┌────────

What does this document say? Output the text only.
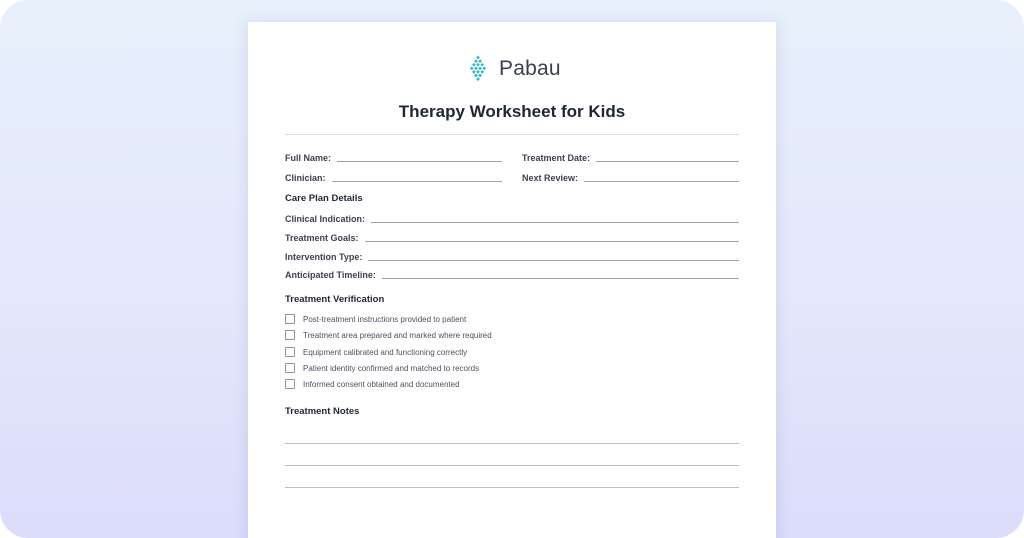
Pabau
Therapy Worksheet for Kids
Full Name:	Treatment Date:
Clinician:	Next Review:
Care Plan Details
Clinical Indication:
Treatment Goals:
Intervention Type:
Anticipated Timeline:
Treatment Verification
Post-treatment instructions provided to patient
Treatment area prepared and marked where required
Equipment calibrated and functioning correctly
Patient identity confirmed and matched to records
Informed consent obtained and documented
Treatment Notes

└────────

SHORT TASK ->
Return every line of the records exactly as given, pictures excluded.

FINAL RESULT ->
What does this document say? Output the text only.
Pabau
Therapy Worksheet for Kids
Full Name:	Treatment Date:
Clinician:	Next Review:
Care Plan Details
Clinical Indication:
Treatment Goals:
Intervention Type:
Anticipated Timeline:
Treatment Verification
Post-treatment instructions provided to patient
Treatment area prepared and marked where required
Equipment calibrated and functioning correctly
Patient identity confirmed and matched to records
Informed consent obtained and documented
Treatment Notes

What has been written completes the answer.